Exercise prompt:
Return each line of the records holding the string "quelz".

Given information:
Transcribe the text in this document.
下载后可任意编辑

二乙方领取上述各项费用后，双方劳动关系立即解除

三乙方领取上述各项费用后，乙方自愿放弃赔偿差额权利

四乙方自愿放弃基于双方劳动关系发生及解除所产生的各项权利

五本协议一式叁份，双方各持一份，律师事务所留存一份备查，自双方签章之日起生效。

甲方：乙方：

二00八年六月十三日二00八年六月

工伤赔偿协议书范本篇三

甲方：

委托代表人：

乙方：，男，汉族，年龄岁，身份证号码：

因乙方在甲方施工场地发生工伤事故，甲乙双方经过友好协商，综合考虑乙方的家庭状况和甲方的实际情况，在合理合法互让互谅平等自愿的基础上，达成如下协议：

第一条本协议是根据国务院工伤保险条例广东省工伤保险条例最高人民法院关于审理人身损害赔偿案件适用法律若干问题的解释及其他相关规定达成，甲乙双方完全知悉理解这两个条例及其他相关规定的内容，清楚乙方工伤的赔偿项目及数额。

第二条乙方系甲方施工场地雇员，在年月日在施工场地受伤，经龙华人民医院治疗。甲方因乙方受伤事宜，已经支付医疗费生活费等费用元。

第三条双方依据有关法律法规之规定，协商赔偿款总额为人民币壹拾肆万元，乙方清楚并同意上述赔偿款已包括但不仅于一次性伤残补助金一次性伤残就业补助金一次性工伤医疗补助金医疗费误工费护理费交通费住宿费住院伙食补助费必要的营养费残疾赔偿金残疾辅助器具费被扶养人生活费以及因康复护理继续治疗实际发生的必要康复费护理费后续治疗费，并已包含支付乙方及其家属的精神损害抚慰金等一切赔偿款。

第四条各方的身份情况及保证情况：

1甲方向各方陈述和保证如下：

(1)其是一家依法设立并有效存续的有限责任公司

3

---

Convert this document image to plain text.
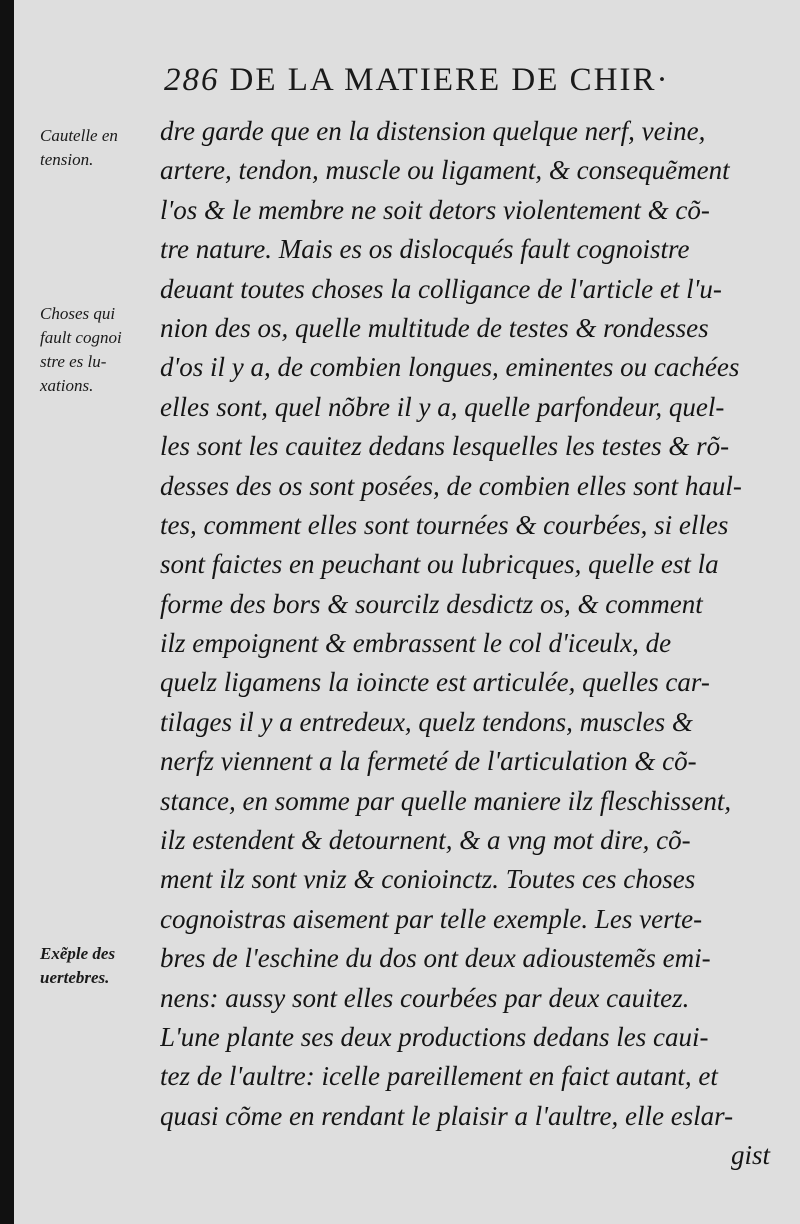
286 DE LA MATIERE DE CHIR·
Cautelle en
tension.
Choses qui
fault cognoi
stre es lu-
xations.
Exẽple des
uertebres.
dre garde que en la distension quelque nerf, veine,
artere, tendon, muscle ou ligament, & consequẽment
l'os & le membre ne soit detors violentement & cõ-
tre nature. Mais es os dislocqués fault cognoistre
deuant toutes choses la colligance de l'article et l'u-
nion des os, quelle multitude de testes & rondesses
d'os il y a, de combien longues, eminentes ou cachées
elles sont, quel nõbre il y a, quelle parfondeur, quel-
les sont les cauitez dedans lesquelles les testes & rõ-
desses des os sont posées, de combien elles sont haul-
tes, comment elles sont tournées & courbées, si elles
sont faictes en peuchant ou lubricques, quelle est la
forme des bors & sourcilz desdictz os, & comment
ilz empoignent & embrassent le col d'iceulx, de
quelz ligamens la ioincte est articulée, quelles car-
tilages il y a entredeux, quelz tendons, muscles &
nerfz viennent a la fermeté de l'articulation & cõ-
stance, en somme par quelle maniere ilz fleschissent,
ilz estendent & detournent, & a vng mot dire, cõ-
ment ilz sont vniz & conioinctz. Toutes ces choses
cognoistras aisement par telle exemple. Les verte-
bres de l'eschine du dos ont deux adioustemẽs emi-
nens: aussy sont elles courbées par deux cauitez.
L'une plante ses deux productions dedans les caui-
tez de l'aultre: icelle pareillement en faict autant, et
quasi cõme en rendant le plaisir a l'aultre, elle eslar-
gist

Response to the task:
quelz ligamens la ioincte est articulée, quelles car-
tilages il y a entredeux, quelz tendons, muscles &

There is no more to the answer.